** PROBLEM TO SOLVE **
Restate the records in their entirety, word for word.

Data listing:
— BEGIN —
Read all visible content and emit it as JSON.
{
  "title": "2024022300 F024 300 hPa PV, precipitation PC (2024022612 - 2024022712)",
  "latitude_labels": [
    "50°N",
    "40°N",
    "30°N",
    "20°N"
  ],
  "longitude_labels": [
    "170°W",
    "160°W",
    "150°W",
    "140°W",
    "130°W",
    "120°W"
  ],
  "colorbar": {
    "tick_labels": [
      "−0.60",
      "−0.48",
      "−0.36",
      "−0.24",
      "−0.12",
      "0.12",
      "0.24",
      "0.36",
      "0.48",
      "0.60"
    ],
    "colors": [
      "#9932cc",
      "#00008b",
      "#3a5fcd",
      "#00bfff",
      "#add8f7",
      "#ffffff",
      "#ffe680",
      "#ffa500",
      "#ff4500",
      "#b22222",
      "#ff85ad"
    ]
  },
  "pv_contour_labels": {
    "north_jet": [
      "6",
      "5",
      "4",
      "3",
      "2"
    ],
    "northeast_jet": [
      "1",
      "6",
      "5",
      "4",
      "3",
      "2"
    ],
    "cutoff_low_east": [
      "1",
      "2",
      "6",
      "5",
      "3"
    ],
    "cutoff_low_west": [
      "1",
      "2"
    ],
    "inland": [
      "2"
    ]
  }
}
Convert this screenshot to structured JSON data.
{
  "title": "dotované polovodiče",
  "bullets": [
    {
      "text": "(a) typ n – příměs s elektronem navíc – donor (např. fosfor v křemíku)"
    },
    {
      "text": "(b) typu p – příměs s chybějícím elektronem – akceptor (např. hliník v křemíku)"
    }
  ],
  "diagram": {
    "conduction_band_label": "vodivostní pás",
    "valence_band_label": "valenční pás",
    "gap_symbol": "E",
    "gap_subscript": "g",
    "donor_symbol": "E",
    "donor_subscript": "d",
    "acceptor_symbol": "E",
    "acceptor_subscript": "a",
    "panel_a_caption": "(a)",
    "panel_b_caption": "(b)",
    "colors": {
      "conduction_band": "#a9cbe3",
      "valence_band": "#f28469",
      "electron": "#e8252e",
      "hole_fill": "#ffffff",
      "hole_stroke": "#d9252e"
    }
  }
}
— END —
** RESPONSE FOR THIS EXERCISE **
Read all visible content and emit it as JSON.
{
  "title": "2024022300 F024 300 hPa PV, precipitation PC (2024022612 - 2024022712)",
  "latitude_labels": [
    "50°N",
    "40°N",
    "30°N",
    "20°N"
  ],
  "longitude_labels": [
    "170°W",
    "160°W",
    "150°W",
    "140°W",
    "130°W",
    "120°W"
  ],
  "colorbar": {
    "tick_labels": [
      "−0.60",
      "−0.48",
      "−0.36",
      "−0.24",
      "−0.12",
      "0.12",
      "0.24",
      "0.36",
      "0.48",
      "0.60"
    ],
    "colors": [
      "#9932cc",
      "#00008b",
      "#3a5fcd",
      "#00bfff",
      "#add8f7",
      "#ffffff",
      "#ffe680",
      "#ffa500",
      "#ff4500",
      "#b22222",
      "#ff85ad"
    ]
  },
  "pv_contour_labels": {
    "north_jet": [
      "6",
      "5",
      "4",
      "3",
      "2"
    ],
    "northeast_jet": [
      "1",
      "6",
      "5",
      "4",
      "3",
      "2"
    ],
    "cutoff_low_east": [
      "1",
      "2",
      "6",
      "5",
      "3"
    ],
    "cutoff_low_west": [
      "1",
      "2"
    ],
    "inland": [
      "2"
    ]
  }
}
Convert this screenshot to structured JSON data.
{
  "title": "dotované polovodiče",
  "bullets": [
    {
      "text": "(a) typ n – příměs s elektronem navíc – donor (např. fosfor v křemíku)"
    },
    {
      "text": "(b) typu p – příměs s chybějícím elektronem – akceptor (např. hliník v křemíku)"
    }
  ],
  "diagram": {
    "conduction_band_label": "vodivostní pás",
    "valence_band_label": "valenční pás",
    "gap_symbol": "E",
    "gap_subscript": "g",
    "donor_symbol": "E",
    "donor_subscript": "d",
    "acceptor_symbol": "E",
    "acceptor_subscript": "a",
    "panel_a_caption": "(a)",
    "panel_b_caption": "(b)",
    "colors": {
      "conduction_band": "#a9cbe3",
      "valence_band": "#f28469",
      "electron": "#e8252e",
      "hole_fill": "#ffffff",
      "hole_stroke": "#d9252e"
    }
  }
}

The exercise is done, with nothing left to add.